**Data rows:**

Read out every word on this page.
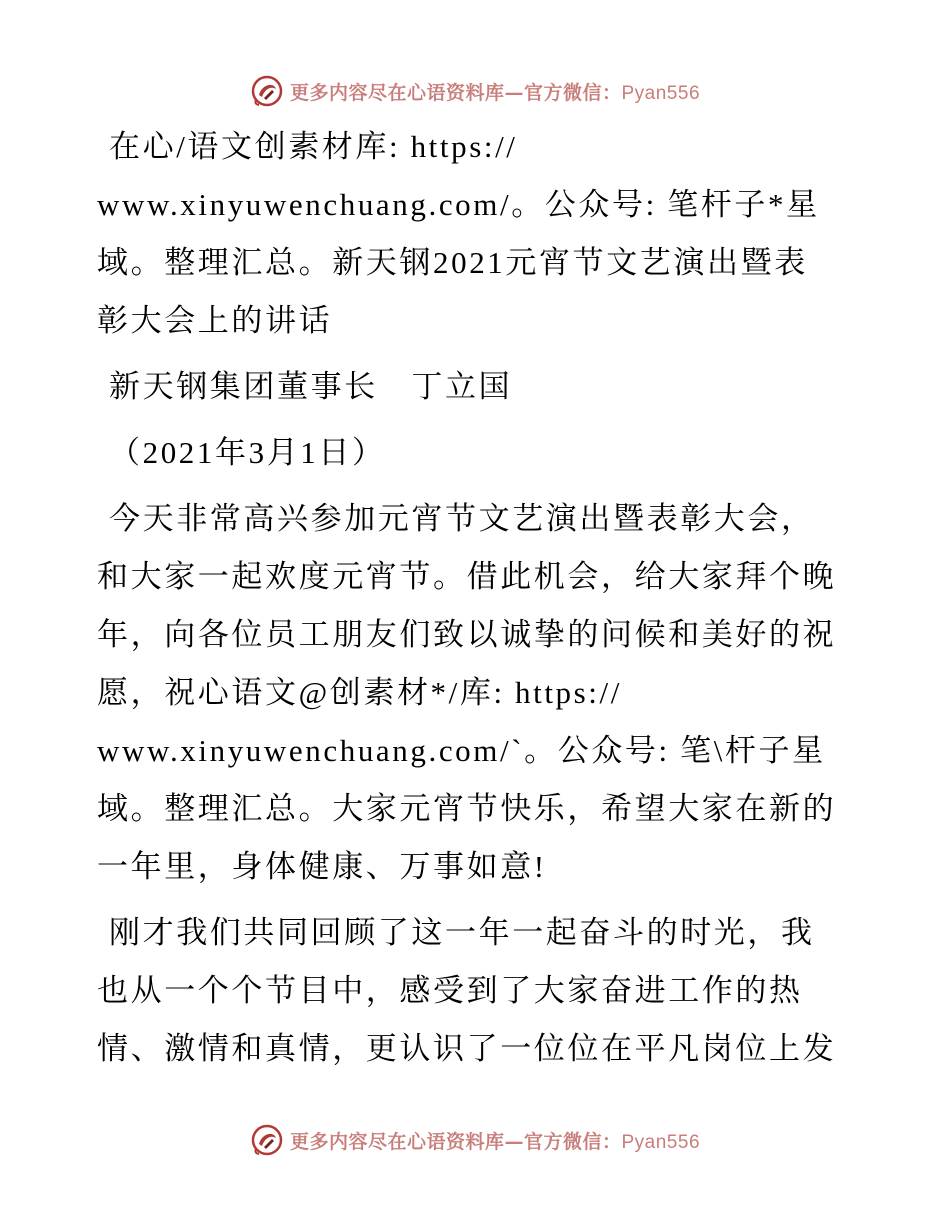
更多内容尽在心语资料库—官方微信：Pyan556

在心/语文创素材库: https://
www.xinyuwenchuang.com/。公众号: 笔杆子*星
域。整理汇总。新天钢2021元宵节文艺演出暨表
彰大会上的讲话

新天钢集团董事长　丁立国

（2021年3月1日）

今天非常高兴参加元宵节文艺演出暨表彰大会，
和大家一起欢度元宵节。借此机会，给大家拜个晚
年，向各位员工朋友们致以诚挚的问候和美好的祝
愿，祝心语文@创素材*/库: https://
www.xinyuwenchuang.com/`。公众号: 笔\杆子星
域。整理汇总。大家元宵节快乐，希望大家在新的
一年里，身体健康、万事如意!

刚才我们共同回顾了这一年一起奋斗的时光，我
也从一个个节目中，感受到了大家奋进工作的热
情、激情和真情，更认识了一位位在平凡岗位上发

更多内容尽在心语资料库—官方微信：Pyan556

**To be done:** Return all of the entries exactly as written, but drop any pictures they hold.

**In response:**
Read out every word on this page.
更多内容尽在心语资料库—官方微信：Pyan556

在心/语文创素材库: https://
www.xinyuwenchuang.com/。公众号: 笔杆子*星
域。整理汇总。新天钢2021元宵节文艺演出暨表
彰大会上的讲话

新天钢集团董事长　丁立国

（2021年3月1日）

今天非常高兴参加元宵节文艺演出暨表彰大会，
和大家一起欢度元宵节。借此机会，给大家拜个晚
年，向各位员工朋友们致以诚挚的问候和美好的祝
愿，祝心语文@创素材*/库: https://
www.xinyuwenchuang.com/`。公众号: 笔\杆子星
域。整理汇总。大家元宵节快乐，希望大家在新的
一年里，身体健康、万事如意!

刚才我们共同回顾了这一年一起奋斗的时光，我
也从一个个节目中，感受到了大家奋进工作的热
情、激情和真情，更认识了一位位在平凡岗位上发

更多内容尽在心语资料库—官方微信：Pyan556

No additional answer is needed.